▼

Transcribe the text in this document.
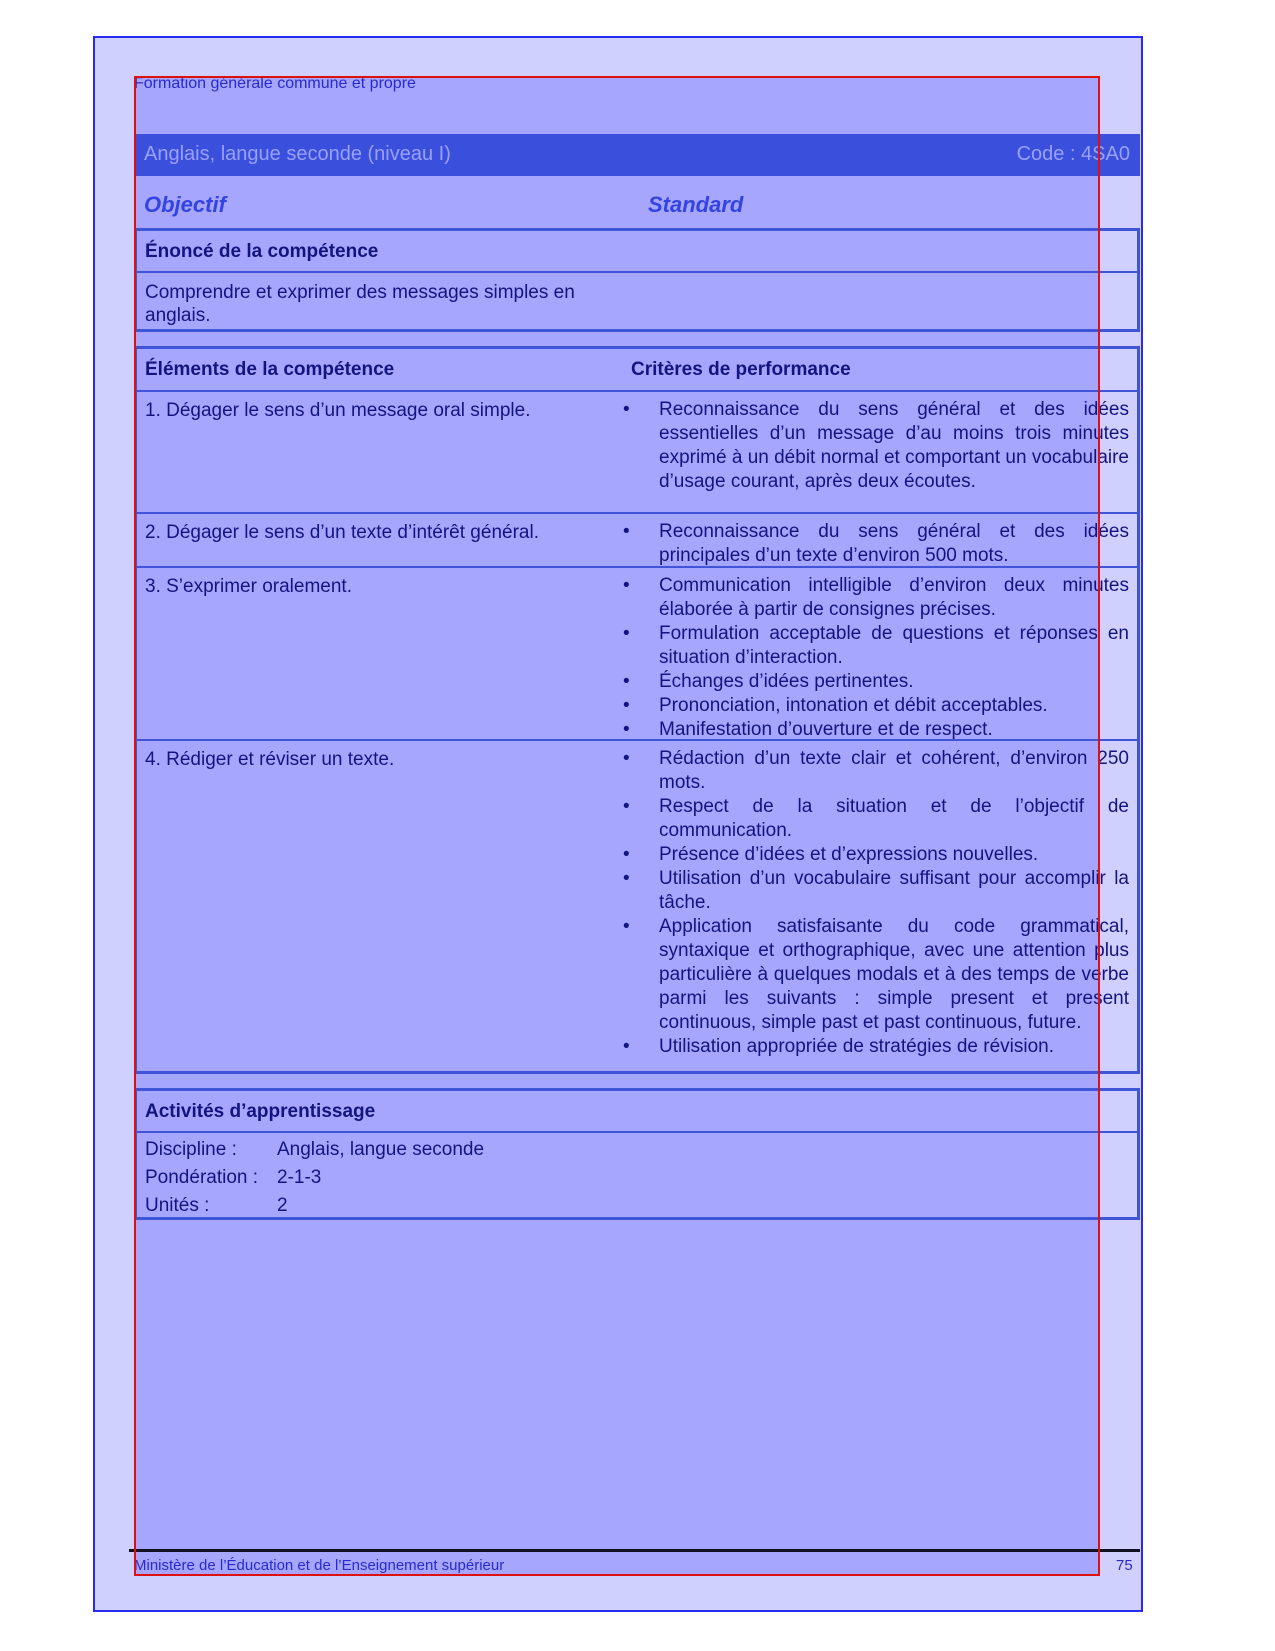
Formation générale commune et propre
Anglais, langue seconde (niveau I)	Code : 4SA0
Objectif	Standard
Énoncé de la compétence
Comprendre et exprimer des messages simples en
anglais.
Éléments de la compétence	Critères de performance
1. Dégager le sens d’un message oral simple.	• Reconnaissance du sens général et des idées essentielles d’un message d’au moins trois minutes exprimé à un débit normal et comportant un vocabulaire d’usage courant, après deux écoutes.
2. Dégager le sens d’un texte d’intérêt général.	• Reconnaissance du sens général et des idées principales d’un texte d’environ 500 mots.
3. S’exprimer oralement.	• Communication intelligible d’environ deux minutes élaborée à partir de consignes précises.
• Formulation acceptable de questions et réponses en situation d’interaction.
• Échanges d’idées pertinentes.
• Prononciation, intonation et débit acceptables.
• Manifestation d’ouverture et de respect.
4. Rédiger et réviser un texte.	• Rédaction d’un texte clair et cohérent, d’environ 250 mots.
• Respect de la situation et de l’objectif de communication.
• Présence d’idées et d’expressions nouvelles.
• Utilisation d’un vocabulaire suffisant pour accomplir la tâche.
• Application satisfaisante du code grammatical, syntaxique et orthographique, avec une attention plus particulière à quelques modals et à des temps de verbe parmi les suivants : simple present et present continuous, simple past et past continuous, future.
• Utilisation appropriée de stratégies de révision.
Activités d’apprentissage
Discipline : Anglais, langue seconde
Pondération : 2-1-3
Unités :	2
Ministère de l’Éducation et de l’Enseignement supérieur	75
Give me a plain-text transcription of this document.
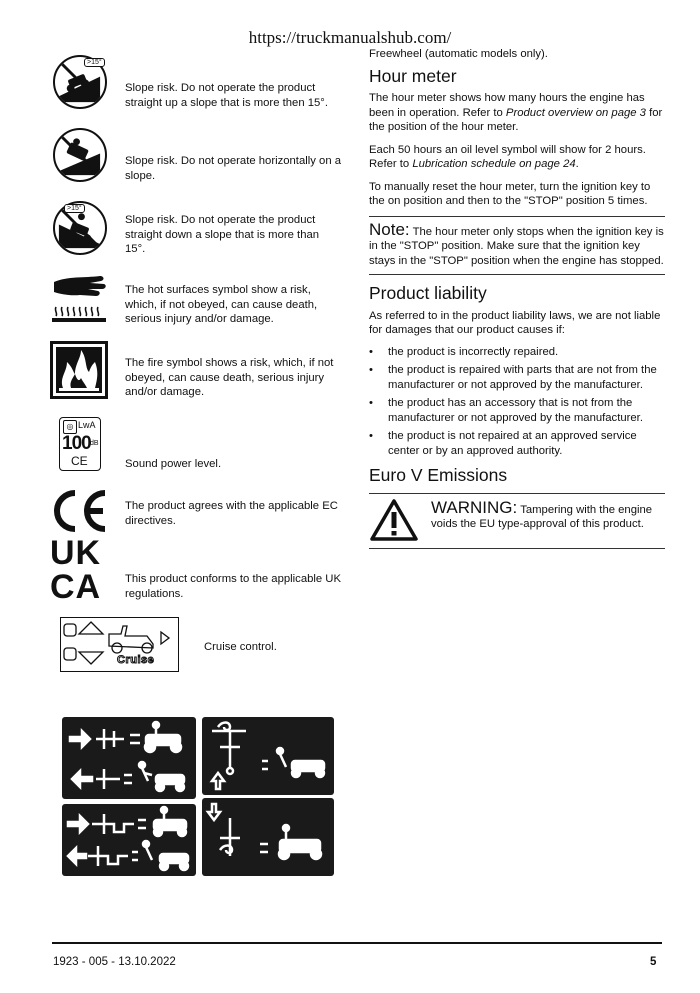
https://truckmanualshub.com/
>15°
Slope risk. Do not operate the product straight up a slope that is more then 15°.
Slope risk. Do not operate horizontally on a slope.
>15°
Slope risk. Do not operate the product straight down a slope that is more than 15°.
The hot surfaces symbol show a risk, which, if not obeyed, can cause death, serious injury and/or damage.
The fire symbol shows a risk, which, if not obeyed, can cause death, serious injury and/or damage.
◎ LᴡA
100 dB
CE	Sound power level.
The product agrees with the applicable EC directives.
UK
CA This product conforms to the applicable UK regulations.
Cruise
Cruise control.

Freewheel (automatic models only).

Hour meter

The hour meter shows how many hours the engine has been in operation. Refer to Product overview on page 3 for the position of the hour meter.

Each 50 hours an oil level symbol will show for 2 hours. Refer to Lubrication schedule on page 24.

To manually reset the hour meter, turn the ignition key to the on position and then to the "STOP" position 5 times.

Note: The hour meter only stops when the ignition key is in the "STOP" position. Make sure that the ignition key stays in the "STOP" position when the engine has stopped.

Product liability

As referred to in the product liability laws, we are not liable for damages that our product causes if:

• the product is incorrectly repaired.
• the product is repaired with parts that are not from the manufacturer or not approved by the manufacturer.
• the product has an accessory that is not from the manufacturer or not approved by the manufacturer.
• the product is not repaired at an approved service center or by an approved authority.
Euro V Emissions

WARNING: Tampering with the engine voids the EU type-approval of this product.

1923 - 005 - 13.10.2022	5
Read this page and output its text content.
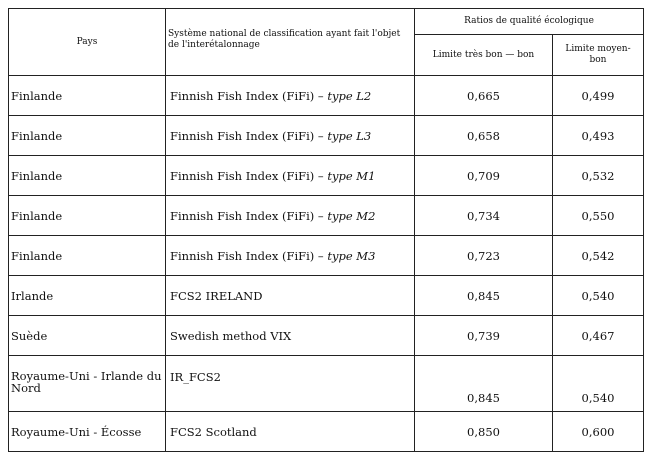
Pays	Système national de classification ayant fait l'objet de l'interétalonnage	Ratios de qualité écologique	
		Limite très bon — bon	Limite moyen-bon
Finlande	Finnish Fish Index (FiFi) – type L2	0,665	0,499
Finlande	Finnish Fish Index (FiFi) – type L3	0,658	0,493
Finlande	Finnish Fish Index (FiFi) – type M1	0,709	0,532
Finlande	Finnish Fish Index (FiFi) – type M2	0,734	0,550
Finlande	Finnish Fish Index (FiFi) – type M3	0,723	0,542
Irlande	FCS2 IRELAND	0,845	0,540
Suède	Swedish method VIX	0,739	0,467
Royaume-Uni - Irlande du Nord	IR_FCS2	0,845	0,540
Royaume-Uni - Écosse	FCS2 Scotland	0,850	0,600
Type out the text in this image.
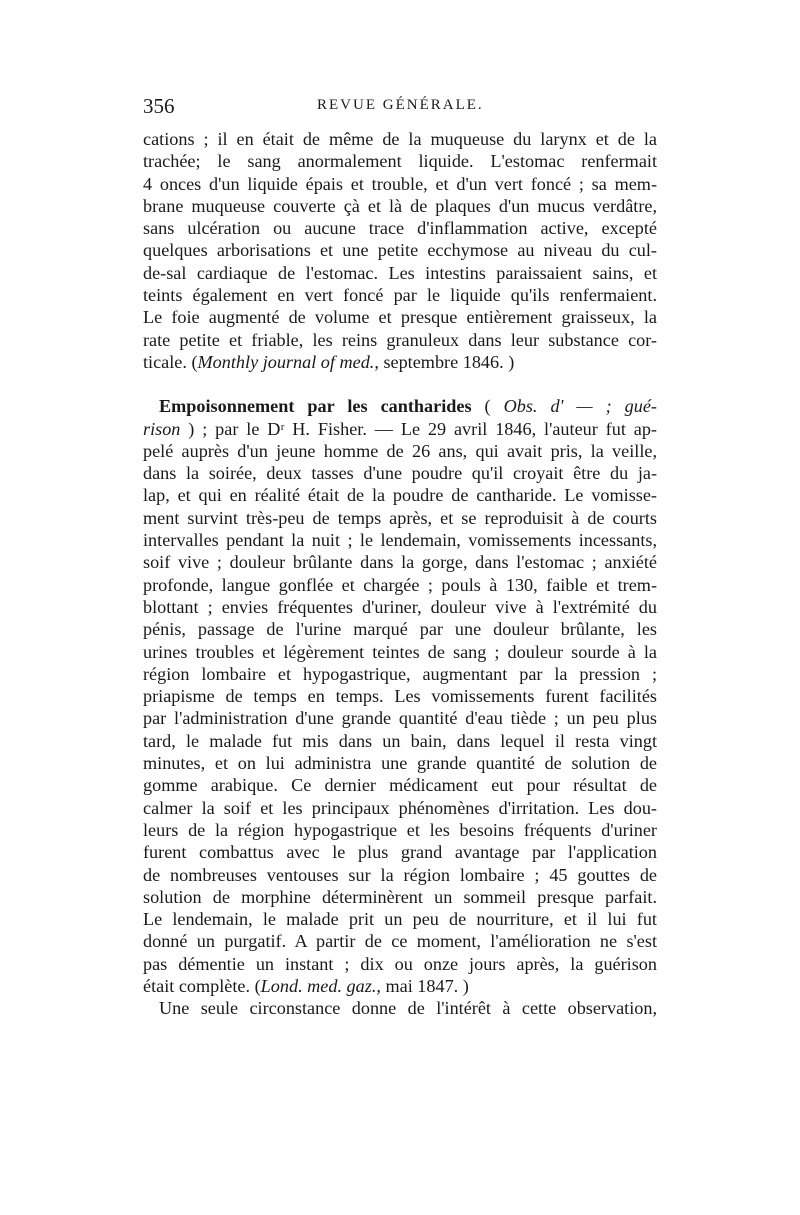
356	REVUE GÉNÉRALE.
cations ; il en était de même de la muqueuse du larynx et de la
trachée; le sang anormalement liquide. L'estomac renfermait
4 onces d'un liquide épais et trouble, et d'un vert foncé ; sa mem-
brane muqueuse couverte çà et là de plaques d'un mucus verdâtre,
sans ulcération ou aucune trace d'inflammation active, excepté
quelques arborisations et une petite ecchymose au niveau du cul-
de-sal cardiaque de l'estomac. Les intestins paraissaient sains, et
teints également en vert foncé par le liquide qu'ils renfermaient.
Le foie augmenté de volume et presque entièrement graisseux, la
rate petite et friable, les reins granuleux dans leur substance cor-
ticale. (Monthly journal of med., septembre 1846. )
Empoisonnement par les cantharides ( Obs. d' — ; gué-
rison ) ; par le Dʳ H. Fisher. — Le 29 avril 1846, l'auteur fut ap-
pelé auprès d'un jeune homme de 26 ans, qui avait pris, la veille,
dans la soirée, deux tasses d'une poudre qu'il croyait être du ja-
lap, et qui en réalité était de la poudre de cantharide. Le vomisse-
ment survint très-peu de temps après, et se reproduisit à de courts
intervalles pendant la nuit ; le lendemain, vomissements incessants,
soif vive ; douleur brûlante dans la gorge, dans l'estomac ; anxiété
profonde, langue gonflée et chargée ; pouls à 130, faible et trem-
blottant ; envies fréquentes d'uriner, douleur vive à l'extrémité du
pénis, passage de l'urine marqué par une douleur brûlante, les
urines troubles et légèrement teintes de sang ; douleur sourde à la
région lombaire et hypogastrique, augmentant par la pression ;
priapisme de temps en temps. Les vomissements furent facilités
par l'administration d'une grande quantité d'eau tiède ; un peu plus
tard, le malade fut mis dans un bain, dans lequel il resta vingt
minutes, et on lui administra une grande quantité de solution de
gomme arabique. Ce dernier médicament eut pour résultat de
calmer la soif et les principaux phénomènes d'irritation. Les dou-
leurs de la région hypogastrique et les besoins fréquents d'uriner
furent combattus avec le plus grand avantage par l'application
de nombreuses ventouses sur la région lombaire ; 45 gouttes de
solution de morphine déterminèrent un sommeil presque parfait.
Le lendemain, le malade prit un peu de nourriture, et il lui fut
donné un purgatif. A partir de ce moment, l'amélioration ne s'est
pas démentie un instant ; dix ou onze jours après, la guérison
était complète. (Lond. med. gaz., mai 1847. )
Une seule circonstance donne de l'intérêt à cette observation,
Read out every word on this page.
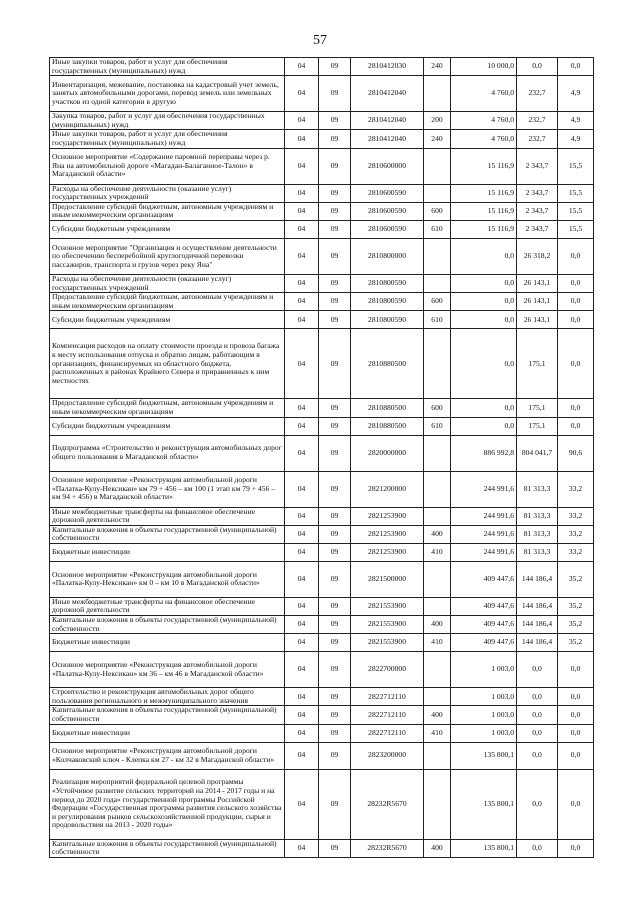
57
Иные закупки товаров, работ и услуг для обеспечения государственных (муниципальных) нужд	04	09	2810412030	240	10 000,0	0,0	0,0
Инвентаризация, межевание, постановка на кадастровый учет земель, занятых автомобильными дорогами, перевод земель или земельных участков из одной категории в другую	04	09	2810412040		4 760,0	232,7	4,9
Закупка товаров, работ и услуг для обеспечения государственных (муниципальных) нужд	04	09	2810412040	200	4 760,0	232,7	4,9
Иные закупки товаров, работ и услуг для обеспечения государственных (муниципальных) нужд	04	09	2810412040	240	4 760,0	232,7	4,9
Основное мероприятие «Содержание паромной переправы через р. Яна на автомобильной дороге «Магадан-Балаганное-Талон» в Магаданской области»	04	09	2810600000		15 116,9	2 343,7	15,5
Расходы на обеспечение деятельности (оказание услуг) государственных учреждений	04	09	2810600590		15 116,9	2 343,7	15,5
Предоставление субсидий бюджетным, автономным учреждениям и иным некоммерческим организациям	04	09	2810600590	600	15 116,9	2 343,7	15,5
Субсидии бюджетным учреждениям	04	09	2810600590	610	15 116,9	2 343,7	15,5
Основное мероприятие "Организация и осуществление деятельности по обеспечению бесперебойной круглогодичной перевозки пассажиров, транспорта и грузов через реку Яна"	04	09	2810800000		0,0	26 318,2	0,0
Расходы на обеспечение деятельности (оказание услуг) государственных учреждений	04	09	2810800590		0,0	26 143,1	0,0
Предоставление субсидий бюджетным, автономным учреждениям и иным некоммерческим организациям	04	09	2810800590	600	0,0	26 143,1	0,0
Субсидии бюджетным учреждениям	04	09	2810800590	610	0,0	26 143,1	0,0
Компенсация расходов на оплату стоимости проезда и провоза багажа к месту использования отпуска и обратно лицам, работающим в организациях, финансируемых из областного бюджета, расположенных в районах Крайнего Севера и приравненных к ним местностях	04	09	2810880500		0,0	175,1	0,0
Предоставление субсидий бюджетным, автономным учреждениям и иным некоммерческим организациям	04	09	2810880500	600	0,0	175,1	0,0
Субсидии бюджетным учреждениям	04	09	2810880500	610	0,0	175,1	0,0
Подпрограмма «Строительство и реконструкция автомобильных дорог общего пользования в Магаданской области»	04	09	2820000000		886 992,8	804 041,7	90,6
Основное мероприятие «Реконструкция автомобильной дороги «Палатка-Кулу-Нексикан» км 79 + 456 – км 100 (1 этап км 79 + 456 – км 94 + 456) в Магаданской области»	04	09	2821200000		244 991,6	81 313,3	33,2
Иные межбюджетные трансферты на финансовое обеспечение дорожной деятельности	04	09	2821253900		244 991,6	81 313,3	33,2
Капитальные вложения в объекты государственной (муниципальной) собственности	04	09	2821253900	400	244 991,6	81 313,3	33,2
Бюджетные инвестиции	04	09	2821253900	410	244 991,6	81 313,3	33,2
Основное мероприятие «Реконструкция автомобильной дороги «Палатка-Кулу-Нексикан» км 0 – км 10 в Магаданской области»	04	09	2821500000		409 447,6	144 186,4	35,2
Иные межбюджетные трансферты на финансовое обеспечение дорожной деятельности	04	09	2821553900		409 447,6	144 186,4	35,2
Капитальные вложения в объекты государственной (муниципальной) собственности	04	09	2821553900	400	409 447,6	144 186,4	35,2
Бюджетные инвестиции	04	09	2821553900	410	409 447,6	144 186,4	35,2
Основное мероприятие «Реконструкция автомобильной дороги «Палатка-Кулу-Нексикан» км 36 – км 46 в Магаданской области»	04	09	2822700000		1 003,0	0,0	0,0
Строительство и реконструкция автомобильных дорог общего пользования регионального и межмуниципального значения	04	09	2822712110		1 003,0	0,0	0,0
Капитальные вложения в объекты государственной (муниципальной) собственности	04	09	2822712110	400	1 003,0	0,0	0,0
Бюджетные инвестиции	04	09	2822712110	410	1 003,0	0,0	0,0
Основное мероприятие «Реконструкция автомобильной дороги «Колчаковский ключ - Клепка км 27 - км 32 в Магаданской области»	04	09	2823200000		135 800,1	0,0	0,0
Реализация мероприятий федеральной целевой программы «Устойчивое развитие сельских территорий на 2014 - 2017 годы и на период до 2020 года» государственной программы Российской Федерации «Государственная программа развития сельского хозяйства и регулирования рынков сельскохозяйственной продукции, сырья и продовольствия на 2013 - 2020 годы»	04	09	28232R5670		135 800,1	0,0	0,0
Капитальные вложения в объекты государственной (муниципальной) собственности	04	09	28232R5670	400	135 800,1	0,0	0,0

▲

▸ **Exercise**: Within the entries above, work out how many lines contain the word "организациям". The number alone is the answer.

▸ **Written reply**: 3